提示テキスト
==================================================

今日は、ラーメン。

虹雷

「今日は、タンタンメン。」

 寂れた町中華に似つかわしくない大きな声で、向かいのカウンター席からオーダーが入りました。

 私は思わず丼から顔を上げ、声の主を確認します。


 大量の手書きのメニューの短冊を背に座っていたのは、ヨレヨレのシャツを着た眼のくりっとした可愛らしいお爺さんでした。

 オーダーをした後は、天井からつり下がっている小さなテレビをじっと見ています。


 それ以上彼を見ていてもしょうがないので、私は再びラーメンと向き合い始めました。

 店主が淡々とタンタンメンを作る調理の音をバックに、ひたすら麺を啜ります。音量がかなり下げられたテレビは、内容が殆ど聞き取れません。

 いくつかの音に囲まれていても、静寂はあります。


 その日は、それだけ。




「今日は、タンタンメン。」


 後日。

 また、同じ声、同じトーンでオーダーが入りました。


 後日といっても、二日後くらいでしょうか。私はその店の常連でしたので、週に三、四回は通っていた覚えがあります。

 二回連続で同じオーダーをする事くらいなら、あるか。その時はそう思ったくらいの感想でした。


 店主はどうだったのでしょうか。接客業(を含んでいる仕事)なので敏感に何かを感じ取っていたのでしょうか。それとも、全く意に介していなかったのでしょうか。

 タンタンメンを構成する何かを炒める音と、客が麺を啜る音だけが店内に響いています。




「今日は、タンタンメン。」


 察しの良い読者は概ね予想がついたかと思われますが、この店であのお爺さんと遭遇するたびに、彼は全く同じ宣言をするのです。


 同じ声。同じトーンで。タンタンメンを頼む。


 一つ疑問が湧いてきます。


 「今日は」とは、何なのでしょうか。

 毎回同じメニューを頼むのであれば、「今日も」の方が自然かと思われますが…?

 もしかして、来るたびに前回頼んだメニューを忘れているのでしょうか。それとも、私が奇跡的にタンタンメンの日だけマッチングしてる?


 彼に会うたびにそんな妄想を膨らませている日々でしたが、ある日、お爺さんは小さな…いや彼にとっては大きな事件を起こしてしまいました。




「今日は、タンタンメン。」


 その日、お客さんは先着していた私と、お爺さんだけ。店内には、店主を含めて三人が居る状況でした。


 店主は、タンタンメンを作り、オーダーを消化してしまったら、まあまあ暇です。

 私も食事を済ませて、水を飲み、お腹を落ち着けていました。

 たまたま、なんとなくその場の視線が天井の小さなテレビに集まっている瞬間がありました。

 お昼のバラエティ番組で、芸人がボウリングの企画にチャレンジしている内容だとボンヤリ記憶しています。

 丁度、ある芸人がその企画に失敗したシーンを映していたところでした。

 なにせ、本当になんとなく見ていただけなので具体的な描写が曖昧なのは承知いただきたい。

 ただ、その後の出来事は鮮明に覚えています。


「球の勢いが足りなかったから、曲がっちゃったんだなぁ」


 同じ声から、違うトーンで、違う台詞が聞こえてきました。

 静寂な店内に、電撃が走ります。

==================================================

データ内容
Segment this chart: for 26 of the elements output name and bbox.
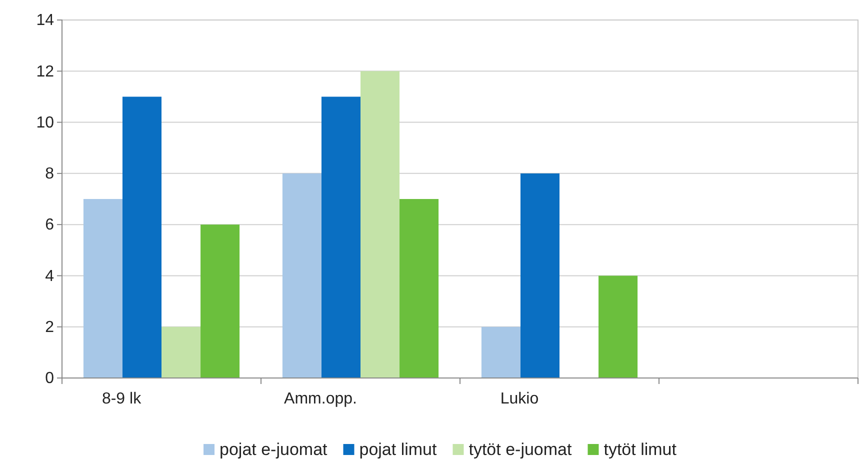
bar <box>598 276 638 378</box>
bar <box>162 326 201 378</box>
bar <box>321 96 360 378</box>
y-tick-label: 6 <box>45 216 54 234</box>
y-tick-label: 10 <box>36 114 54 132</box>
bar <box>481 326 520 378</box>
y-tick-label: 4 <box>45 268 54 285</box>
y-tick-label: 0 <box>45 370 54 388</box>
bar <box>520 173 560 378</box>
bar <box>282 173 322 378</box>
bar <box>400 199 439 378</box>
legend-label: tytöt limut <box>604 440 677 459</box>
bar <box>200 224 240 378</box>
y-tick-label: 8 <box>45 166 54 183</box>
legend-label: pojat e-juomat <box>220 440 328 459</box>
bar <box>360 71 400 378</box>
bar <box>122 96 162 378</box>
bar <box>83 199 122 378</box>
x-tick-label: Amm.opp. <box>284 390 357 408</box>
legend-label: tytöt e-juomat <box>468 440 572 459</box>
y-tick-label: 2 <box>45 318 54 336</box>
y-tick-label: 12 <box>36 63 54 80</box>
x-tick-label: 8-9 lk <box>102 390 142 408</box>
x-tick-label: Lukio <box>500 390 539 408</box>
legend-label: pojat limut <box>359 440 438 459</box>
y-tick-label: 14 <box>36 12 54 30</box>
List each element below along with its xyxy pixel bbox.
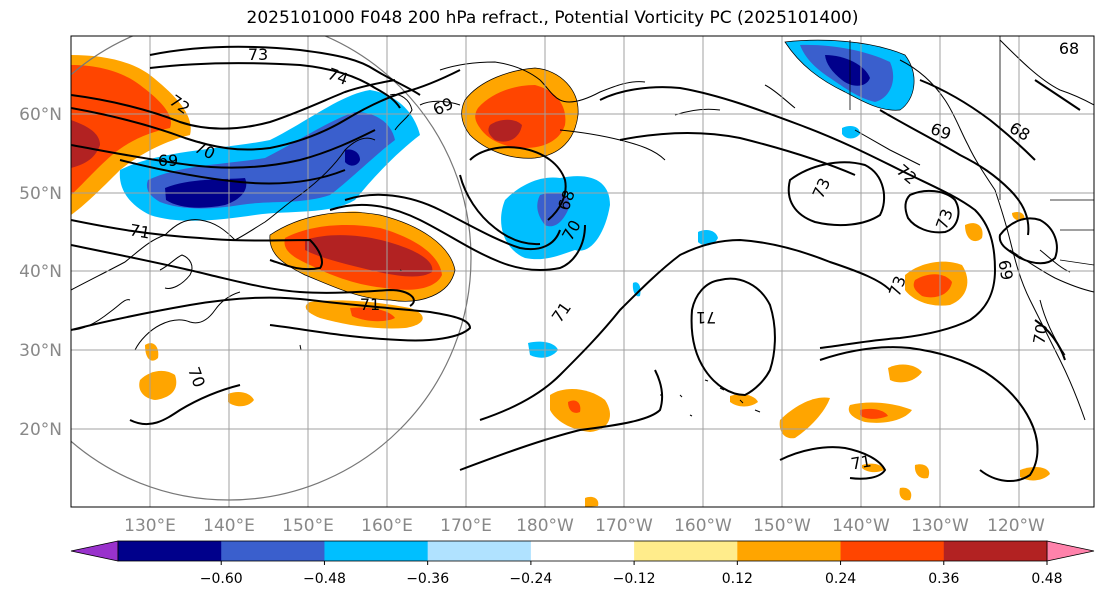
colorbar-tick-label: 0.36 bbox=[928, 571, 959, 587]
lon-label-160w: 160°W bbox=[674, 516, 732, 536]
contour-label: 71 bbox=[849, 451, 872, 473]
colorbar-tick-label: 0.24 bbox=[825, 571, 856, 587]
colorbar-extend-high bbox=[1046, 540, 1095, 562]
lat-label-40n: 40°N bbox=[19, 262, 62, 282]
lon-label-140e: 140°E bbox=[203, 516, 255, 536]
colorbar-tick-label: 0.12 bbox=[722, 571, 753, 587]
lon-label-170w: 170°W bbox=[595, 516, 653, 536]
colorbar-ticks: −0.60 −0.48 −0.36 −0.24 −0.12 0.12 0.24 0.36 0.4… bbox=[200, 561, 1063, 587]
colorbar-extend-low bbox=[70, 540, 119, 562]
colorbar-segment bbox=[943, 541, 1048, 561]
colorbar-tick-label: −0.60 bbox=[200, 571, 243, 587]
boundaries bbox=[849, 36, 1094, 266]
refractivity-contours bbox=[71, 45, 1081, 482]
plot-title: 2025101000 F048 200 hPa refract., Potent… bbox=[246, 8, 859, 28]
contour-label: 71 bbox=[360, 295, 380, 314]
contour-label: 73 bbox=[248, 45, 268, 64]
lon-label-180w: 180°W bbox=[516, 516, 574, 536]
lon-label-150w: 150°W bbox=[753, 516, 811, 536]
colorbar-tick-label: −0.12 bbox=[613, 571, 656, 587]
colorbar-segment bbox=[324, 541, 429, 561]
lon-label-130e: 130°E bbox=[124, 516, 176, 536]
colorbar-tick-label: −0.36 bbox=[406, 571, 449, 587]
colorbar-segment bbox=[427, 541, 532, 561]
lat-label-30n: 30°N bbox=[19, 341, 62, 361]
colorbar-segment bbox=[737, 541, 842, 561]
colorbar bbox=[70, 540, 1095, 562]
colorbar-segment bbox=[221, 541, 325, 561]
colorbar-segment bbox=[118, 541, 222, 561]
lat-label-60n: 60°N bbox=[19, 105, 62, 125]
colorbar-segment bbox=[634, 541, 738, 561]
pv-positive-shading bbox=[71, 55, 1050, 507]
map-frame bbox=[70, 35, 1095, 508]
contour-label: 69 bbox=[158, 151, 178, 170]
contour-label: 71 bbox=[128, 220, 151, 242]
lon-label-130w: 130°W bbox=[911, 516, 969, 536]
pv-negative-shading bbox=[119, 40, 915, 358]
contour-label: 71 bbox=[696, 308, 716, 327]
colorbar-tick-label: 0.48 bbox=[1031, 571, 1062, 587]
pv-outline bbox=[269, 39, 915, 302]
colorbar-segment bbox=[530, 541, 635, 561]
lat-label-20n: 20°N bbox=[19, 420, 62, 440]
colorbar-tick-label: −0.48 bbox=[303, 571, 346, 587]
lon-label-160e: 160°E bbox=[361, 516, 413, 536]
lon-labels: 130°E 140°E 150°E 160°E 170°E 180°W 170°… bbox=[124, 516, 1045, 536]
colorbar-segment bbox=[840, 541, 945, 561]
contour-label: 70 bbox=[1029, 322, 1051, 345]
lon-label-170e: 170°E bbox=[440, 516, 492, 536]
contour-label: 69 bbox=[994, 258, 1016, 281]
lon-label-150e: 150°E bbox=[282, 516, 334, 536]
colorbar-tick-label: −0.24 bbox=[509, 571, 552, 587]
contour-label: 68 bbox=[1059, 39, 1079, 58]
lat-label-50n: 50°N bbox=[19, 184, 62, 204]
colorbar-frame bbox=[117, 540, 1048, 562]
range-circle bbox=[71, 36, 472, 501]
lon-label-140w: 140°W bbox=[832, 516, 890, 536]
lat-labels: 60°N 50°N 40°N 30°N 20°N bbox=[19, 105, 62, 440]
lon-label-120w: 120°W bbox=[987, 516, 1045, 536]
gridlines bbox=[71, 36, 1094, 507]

==================================================

短い課題
提示テキストについて答えてください。
(a) 語り手はその店に週に何回ほど通っていたと書かれていますか。
(b) お爺さんはどんなシャツを着ていましたか。
(c) お客さんが語り手とお爺さんだけだった日、店内には店主を含めて何人いましたか。
アイテムはこの作業には関わりません。

回答
(a) 週に三、四回
(b) ヨレヨレのシャツ
(c) 三人